[Opening SELECTED EXTRACT section]
XRCC1 and PARP-1, two vital players in regulating BER/SSBR, act as accessory factors in end-processing activity [22, 41, 51]. While XRCC1 primarily acts a scaffold for recruiting BER proteins for excision or strand break repair, PARP acts a SSB sensor protein [22, 52]. XRCC1 has been shown to functionally interact with all end-processing enzymes, PNKP, APE1, aprataxin, TDP-1 and Polβ [53–56]. Reduced end-processing observed in XRCC1 deficient cells supports its role in end-processing [57]. PARP present in mammalian cells and absent in E. coli is activated by SSBs and transfers ADP-ribose moiety from NAD to a variety of proteins including itself to form poly(ADP-ribose) chains. PARP-1 and PARP-2 of the PARP superfamily have been shown to be important players in repair of SSBs both as a sensor and for recruiting repair proteins including end-processing enzymes to the strand break [51].

Interestingly, the majority of early BER/SSBR proteins in higher vertebrates (unlike their bacterial counterparts) possess a stretch of disordered peptide segment invariably at one of the termini or could serve sometimes as a linker bridging two domains, suggesting that such a common structural feature could be important for their functions like damage sensing, proteinprotein interactions, repair regulation via posttranslational modifications etc [30].

Gap-filling after nucleotide excision

Excision of oxidized base lesions and termini processing leaves a 1-nt gap at the damage site, which is filled with the appropriate nucleotide by a DNA polymerase. Depending on the repair patch size, two types of BER have been characterized: single-nt incorporation repair (SN-BER) involving replacement of the base lesion with the precursor base, and long-patch repair (LP-BER) involving repair patch size of 2–8 nts upstream of the lesion site, requiring FEN-1 (and possibly DNA2) to remove the displaced DNA flap.

Human cells express multiple DNA polymerases that function in BER/SSBR pathways. Polβ, ubiquitous in mammalian tissues, normally carries out SN-BER in non-dividing cells, although Polβ could also participate in LP-BER in co-ordination with FEN-1 [58]. LP-BER generally utilizes DNA replication machinery including replicative DNA pols, Polδ/ε, the sliding clamp PCNA, clamp loader replication factor-C (RF-C) and DNA ligase I (Lig I) and FEN-1 [59–61]. The choice of SN-BER vs. LP-BER is a complex issue that is yet to be completely understood. Initial studies suggested that the nature of the 5'-phosphoribose terminus (normal vs. oxidized) would be the deciding factor [62]. However, involvement of DNA replication proteins with LP-BER strongly suggests that LP-BER could be the preferred pathway during DNA replication, irrespective of the 5' terminal group.
[Closing SELECTED EXTRACT section]
[Opening ENTRIES PROVIDED section]
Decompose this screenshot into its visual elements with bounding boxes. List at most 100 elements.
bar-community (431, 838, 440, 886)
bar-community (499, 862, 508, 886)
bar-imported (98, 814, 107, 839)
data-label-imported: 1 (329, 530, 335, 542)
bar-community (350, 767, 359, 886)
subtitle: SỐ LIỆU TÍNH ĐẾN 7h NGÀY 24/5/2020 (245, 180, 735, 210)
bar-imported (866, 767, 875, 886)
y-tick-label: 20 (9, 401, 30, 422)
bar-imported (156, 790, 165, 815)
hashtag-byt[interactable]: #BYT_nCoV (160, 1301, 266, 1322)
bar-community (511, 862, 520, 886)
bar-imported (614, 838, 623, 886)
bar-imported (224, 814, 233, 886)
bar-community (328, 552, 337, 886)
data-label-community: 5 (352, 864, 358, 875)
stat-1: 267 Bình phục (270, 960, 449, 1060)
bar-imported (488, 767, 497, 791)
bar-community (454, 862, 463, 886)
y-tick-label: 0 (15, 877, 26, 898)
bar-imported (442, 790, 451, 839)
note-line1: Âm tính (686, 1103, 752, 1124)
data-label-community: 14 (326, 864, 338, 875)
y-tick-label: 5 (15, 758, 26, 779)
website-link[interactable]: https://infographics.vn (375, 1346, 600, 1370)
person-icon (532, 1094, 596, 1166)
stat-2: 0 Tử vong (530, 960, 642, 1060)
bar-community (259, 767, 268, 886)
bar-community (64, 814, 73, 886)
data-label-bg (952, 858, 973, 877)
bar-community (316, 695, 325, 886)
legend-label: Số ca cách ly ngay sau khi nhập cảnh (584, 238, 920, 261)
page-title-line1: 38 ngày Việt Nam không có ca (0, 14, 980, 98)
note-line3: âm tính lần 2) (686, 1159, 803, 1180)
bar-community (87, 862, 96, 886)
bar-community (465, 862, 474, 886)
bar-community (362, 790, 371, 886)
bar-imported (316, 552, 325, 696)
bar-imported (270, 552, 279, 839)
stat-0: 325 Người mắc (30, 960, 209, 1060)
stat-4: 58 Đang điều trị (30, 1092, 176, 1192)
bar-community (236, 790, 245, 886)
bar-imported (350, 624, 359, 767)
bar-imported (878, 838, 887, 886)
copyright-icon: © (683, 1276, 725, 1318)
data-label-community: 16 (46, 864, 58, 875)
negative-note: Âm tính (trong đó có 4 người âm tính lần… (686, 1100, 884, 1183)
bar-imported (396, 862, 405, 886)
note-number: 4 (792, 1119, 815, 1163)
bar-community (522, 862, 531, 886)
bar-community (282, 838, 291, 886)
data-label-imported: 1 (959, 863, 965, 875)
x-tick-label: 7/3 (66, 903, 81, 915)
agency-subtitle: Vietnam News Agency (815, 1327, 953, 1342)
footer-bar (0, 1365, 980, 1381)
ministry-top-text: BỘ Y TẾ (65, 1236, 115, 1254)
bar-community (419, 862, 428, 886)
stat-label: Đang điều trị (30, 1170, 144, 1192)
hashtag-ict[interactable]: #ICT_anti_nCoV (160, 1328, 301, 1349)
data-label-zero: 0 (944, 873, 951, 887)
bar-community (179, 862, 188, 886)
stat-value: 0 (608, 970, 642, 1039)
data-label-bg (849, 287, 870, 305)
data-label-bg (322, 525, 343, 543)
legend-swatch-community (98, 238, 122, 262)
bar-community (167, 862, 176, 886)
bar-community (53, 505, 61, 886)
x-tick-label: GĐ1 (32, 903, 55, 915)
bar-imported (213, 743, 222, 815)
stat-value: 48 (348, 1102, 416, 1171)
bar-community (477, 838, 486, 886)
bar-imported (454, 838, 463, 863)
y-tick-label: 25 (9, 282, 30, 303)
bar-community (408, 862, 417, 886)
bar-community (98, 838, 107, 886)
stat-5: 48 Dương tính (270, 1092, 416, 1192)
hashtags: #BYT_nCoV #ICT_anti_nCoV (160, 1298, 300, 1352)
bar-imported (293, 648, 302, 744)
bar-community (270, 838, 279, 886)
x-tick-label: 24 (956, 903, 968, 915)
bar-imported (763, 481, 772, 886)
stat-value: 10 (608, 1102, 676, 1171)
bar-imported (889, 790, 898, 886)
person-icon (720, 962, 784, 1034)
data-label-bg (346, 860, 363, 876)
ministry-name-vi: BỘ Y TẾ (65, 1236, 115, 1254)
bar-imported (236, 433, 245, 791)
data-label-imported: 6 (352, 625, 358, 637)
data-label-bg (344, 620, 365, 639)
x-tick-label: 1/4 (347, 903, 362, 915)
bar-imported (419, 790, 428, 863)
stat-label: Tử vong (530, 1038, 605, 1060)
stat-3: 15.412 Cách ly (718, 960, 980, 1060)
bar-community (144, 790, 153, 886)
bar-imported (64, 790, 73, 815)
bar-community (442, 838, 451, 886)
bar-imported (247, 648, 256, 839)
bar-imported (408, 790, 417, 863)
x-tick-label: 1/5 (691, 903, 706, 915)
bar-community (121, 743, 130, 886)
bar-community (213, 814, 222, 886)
[Closing ENTRIES PROVIDED section]
### PROBLEMS TO WORK ON
A – According to the DNA repair extract, what repair patch size does LP-BER involve?
B – Please return everything in the DNA repair extract from "Excision of oxidized" down to "displaced DNA flap.".

### SOLUTIONS BELOW
A – A patch of 2–8 nucleotides upstream of the lesion site.

B –
Excision of oxidized base lesions and termini processing leaves a 1-nt gap at the damage site, which is filled with the appropriate nucleotide by a DNA polymerase. Depending on the repair patch size, two types of BER have been characterized: single-nt incorporation repair (SN-BER) involving replacement of the base lesion with the precursor base, and long-patch repair (LP-BER) involving repair patch size of 2–8 nts upstream of the lesion site, requiring FEN-1 (and possibly DNA2) to remove the displaced DNA flap.